Scan the lines below for the word "things". Copy each line you find it in.

## Materials provided
— BEGIN —

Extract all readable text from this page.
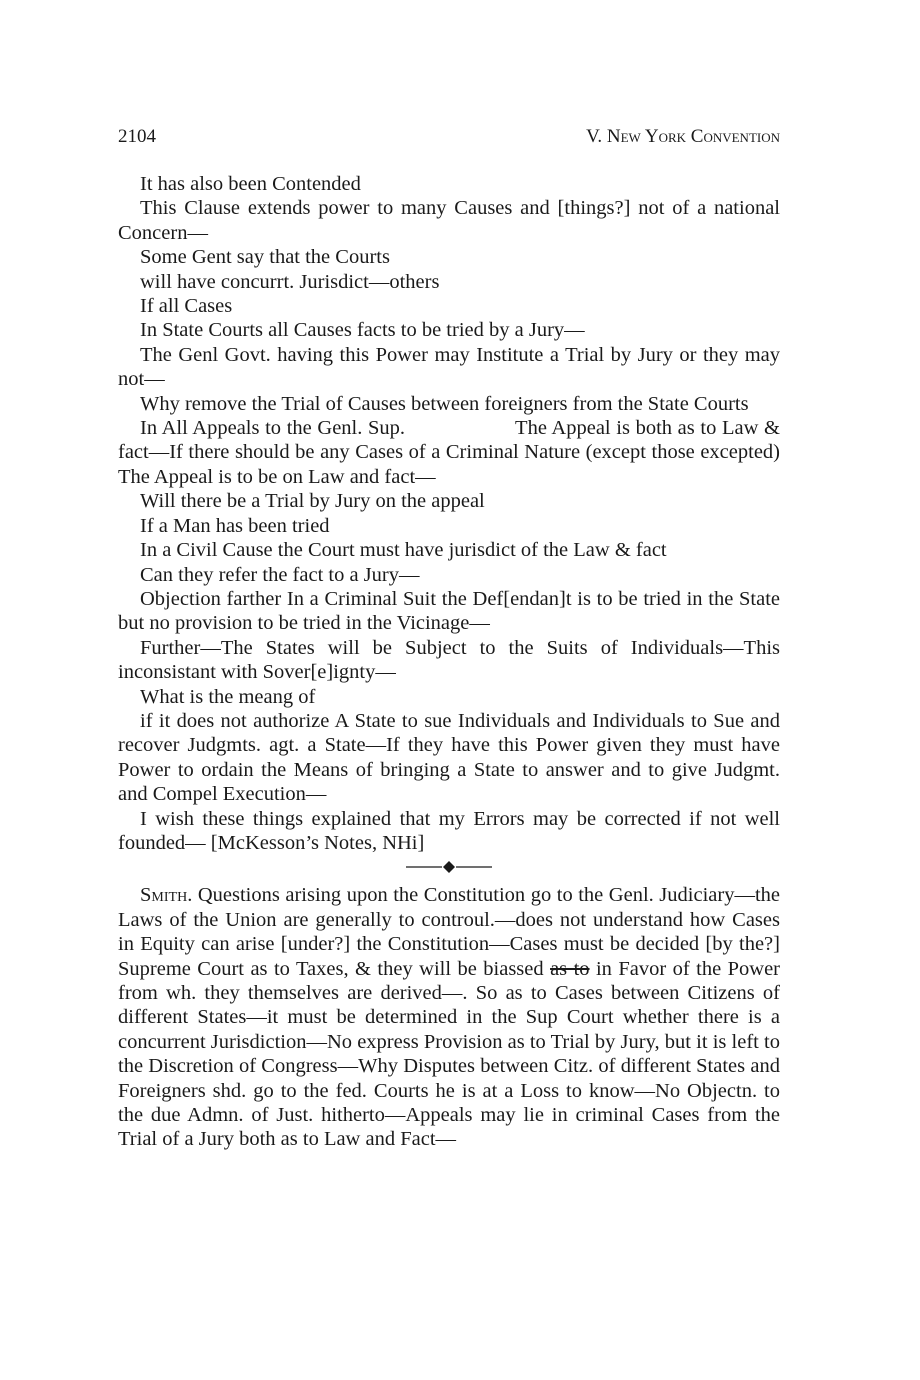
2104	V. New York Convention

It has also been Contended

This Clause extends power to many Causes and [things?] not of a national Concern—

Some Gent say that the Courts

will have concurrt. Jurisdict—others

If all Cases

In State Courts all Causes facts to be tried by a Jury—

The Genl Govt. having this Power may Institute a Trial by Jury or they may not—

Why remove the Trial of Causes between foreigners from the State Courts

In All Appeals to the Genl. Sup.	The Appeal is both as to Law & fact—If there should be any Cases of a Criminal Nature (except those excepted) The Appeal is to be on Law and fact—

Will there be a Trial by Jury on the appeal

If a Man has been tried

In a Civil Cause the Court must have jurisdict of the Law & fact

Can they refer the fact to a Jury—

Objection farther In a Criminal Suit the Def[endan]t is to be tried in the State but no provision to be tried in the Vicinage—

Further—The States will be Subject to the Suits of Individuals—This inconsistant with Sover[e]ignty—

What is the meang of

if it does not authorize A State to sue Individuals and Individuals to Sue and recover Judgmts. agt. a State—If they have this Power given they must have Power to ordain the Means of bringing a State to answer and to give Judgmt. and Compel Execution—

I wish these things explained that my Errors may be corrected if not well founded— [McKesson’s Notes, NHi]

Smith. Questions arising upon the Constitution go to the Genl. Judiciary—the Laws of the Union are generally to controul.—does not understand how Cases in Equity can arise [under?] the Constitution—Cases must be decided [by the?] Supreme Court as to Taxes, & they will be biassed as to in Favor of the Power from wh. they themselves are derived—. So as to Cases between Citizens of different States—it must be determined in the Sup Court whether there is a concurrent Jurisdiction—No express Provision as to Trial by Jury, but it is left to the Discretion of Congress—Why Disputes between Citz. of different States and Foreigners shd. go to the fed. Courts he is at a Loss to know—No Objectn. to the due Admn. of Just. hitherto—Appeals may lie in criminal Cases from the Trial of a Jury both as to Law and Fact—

— END —

## Result of this exercise
This Clause extends power to many Causes and [things?] not of a national Concern—
I wish these things explained that my Errors may be corrected if not well founded— [McKesson’s Notes, NHi]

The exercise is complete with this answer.